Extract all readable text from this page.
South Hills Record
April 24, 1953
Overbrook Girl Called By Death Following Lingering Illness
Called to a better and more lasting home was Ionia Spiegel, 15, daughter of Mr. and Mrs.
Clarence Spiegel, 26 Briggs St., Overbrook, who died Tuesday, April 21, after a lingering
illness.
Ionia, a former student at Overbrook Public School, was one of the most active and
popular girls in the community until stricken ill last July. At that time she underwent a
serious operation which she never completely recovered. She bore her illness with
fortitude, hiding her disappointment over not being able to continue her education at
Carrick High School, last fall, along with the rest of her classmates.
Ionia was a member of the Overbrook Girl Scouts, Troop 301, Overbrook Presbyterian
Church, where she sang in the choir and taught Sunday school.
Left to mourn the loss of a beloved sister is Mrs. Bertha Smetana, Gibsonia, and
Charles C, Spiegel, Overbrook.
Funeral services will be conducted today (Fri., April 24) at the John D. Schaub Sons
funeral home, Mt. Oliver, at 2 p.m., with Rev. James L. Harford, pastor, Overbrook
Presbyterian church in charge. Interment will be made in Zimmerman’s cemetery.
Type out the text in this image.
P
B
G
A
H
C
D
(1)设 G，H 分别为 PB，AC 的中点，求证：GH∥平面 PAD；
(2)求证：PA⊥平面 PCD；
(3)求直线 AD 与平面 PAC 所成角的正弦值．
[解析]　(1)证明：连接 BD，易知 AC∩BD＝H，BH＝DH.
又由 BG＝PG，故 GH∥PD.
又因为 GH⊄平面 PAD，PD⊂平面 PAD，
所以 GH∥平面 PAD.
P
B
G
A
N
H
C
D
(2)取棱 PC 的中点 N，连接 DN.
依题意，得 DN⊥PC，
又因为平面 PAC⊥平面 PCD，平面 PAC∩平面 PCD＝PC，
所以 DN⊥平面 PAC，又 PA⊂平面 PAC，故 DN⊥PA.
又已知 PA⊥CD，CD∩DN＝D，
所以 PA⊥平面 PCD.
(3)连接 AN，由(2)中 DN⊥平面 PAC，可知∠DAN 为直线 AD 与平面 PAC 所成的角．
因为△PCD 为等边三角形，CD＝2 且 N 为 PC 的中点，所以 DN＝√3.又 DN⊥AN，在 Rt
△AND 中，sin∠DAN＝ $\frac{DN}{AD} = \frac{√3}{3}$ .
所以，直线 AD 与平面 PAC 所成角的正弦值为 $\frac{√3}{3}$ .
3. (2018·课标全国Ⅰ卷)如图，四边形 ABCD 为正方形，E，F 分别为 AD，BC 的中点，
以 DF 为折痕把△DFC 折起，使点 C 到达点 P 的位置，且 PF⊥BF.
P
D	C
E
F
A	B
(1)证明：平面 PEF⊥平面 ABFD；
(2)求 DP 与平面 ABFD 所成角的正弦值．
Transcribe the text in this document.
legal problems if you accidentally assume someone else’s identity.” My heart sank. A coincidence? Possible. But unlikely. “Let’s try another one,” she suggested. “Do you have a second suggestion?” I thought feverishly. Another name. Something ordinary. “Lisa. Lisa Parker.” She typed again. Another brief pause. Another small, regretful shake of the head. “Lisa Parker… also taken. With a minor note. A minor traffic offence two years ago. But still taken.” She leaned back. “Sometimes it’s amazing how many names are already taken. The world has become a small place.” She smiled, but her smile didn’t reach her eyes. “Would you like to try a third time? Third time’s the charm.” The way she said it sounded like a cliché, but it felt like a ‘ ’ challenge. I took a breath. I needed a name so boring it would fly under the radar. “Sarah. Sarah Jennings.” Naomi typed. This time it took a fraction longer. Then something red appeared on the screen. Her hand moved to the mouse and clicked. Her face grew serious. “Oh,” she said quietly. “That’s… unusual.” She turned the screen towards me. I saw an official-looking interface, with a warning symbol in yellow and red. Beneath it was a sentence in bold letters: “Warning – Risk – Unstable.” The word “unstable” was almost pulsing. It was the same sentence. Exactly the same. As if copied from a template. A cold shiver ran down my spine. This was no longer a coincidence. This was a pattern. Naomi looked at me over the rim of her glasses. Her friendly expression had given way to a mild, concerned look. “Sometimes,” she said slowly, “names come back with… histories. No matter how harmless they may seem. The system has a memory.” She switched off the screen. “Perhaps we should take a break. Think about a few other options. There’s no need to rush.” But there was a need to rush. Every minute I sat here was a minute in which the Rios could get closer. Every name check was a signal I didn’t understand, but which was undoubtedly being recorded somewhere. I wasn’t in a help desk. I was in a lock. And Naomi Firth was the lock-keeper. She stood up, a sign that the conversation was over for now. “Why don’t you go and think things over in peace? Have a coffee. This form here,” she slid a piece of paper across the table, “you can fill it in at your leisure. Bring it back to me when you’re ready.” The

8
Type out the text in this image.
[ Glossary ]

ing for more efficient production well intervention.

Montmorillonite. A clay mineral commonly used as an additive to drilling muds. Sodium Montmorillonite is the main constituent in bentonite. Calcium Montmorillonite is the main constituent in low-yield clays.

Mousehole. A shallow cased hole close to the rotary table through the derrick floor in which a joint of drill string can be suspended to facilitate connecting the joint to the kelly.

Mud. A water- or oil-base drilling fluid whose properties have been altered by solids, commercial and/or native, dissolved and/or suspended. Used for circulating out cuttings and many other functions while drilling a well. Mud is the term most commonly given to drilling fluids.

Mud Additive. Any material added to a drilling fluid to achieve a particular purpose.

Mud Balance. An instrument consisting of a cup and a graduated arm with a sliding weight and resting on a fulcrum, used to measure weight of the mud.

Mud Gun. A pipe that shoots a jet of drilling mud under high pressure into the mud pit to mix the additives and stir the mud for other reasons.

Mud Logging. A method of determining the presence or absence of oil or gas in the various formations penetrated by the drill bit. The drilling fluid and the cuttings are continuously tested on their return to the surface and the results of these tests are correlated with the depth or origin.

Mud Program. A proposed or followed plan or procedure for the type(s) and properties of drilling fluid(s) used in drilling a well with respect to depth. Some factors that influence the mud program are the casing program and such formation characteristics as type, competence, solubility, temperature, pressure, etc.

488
#####
◆ **Task brief**: Filter out all lines lacking the word "Spiegel" and copy the rest.

◆ **Answer to this exercise**:
Called to a better and more lasting home was Ionia Spiegel, 15, daughter of Mr. and Mrs.
Clarence Spiegel, 26 Briggs St., Overbrook, who died Tuesday, April 21, after a lingering
Charles C, Spiegel, Overbrook.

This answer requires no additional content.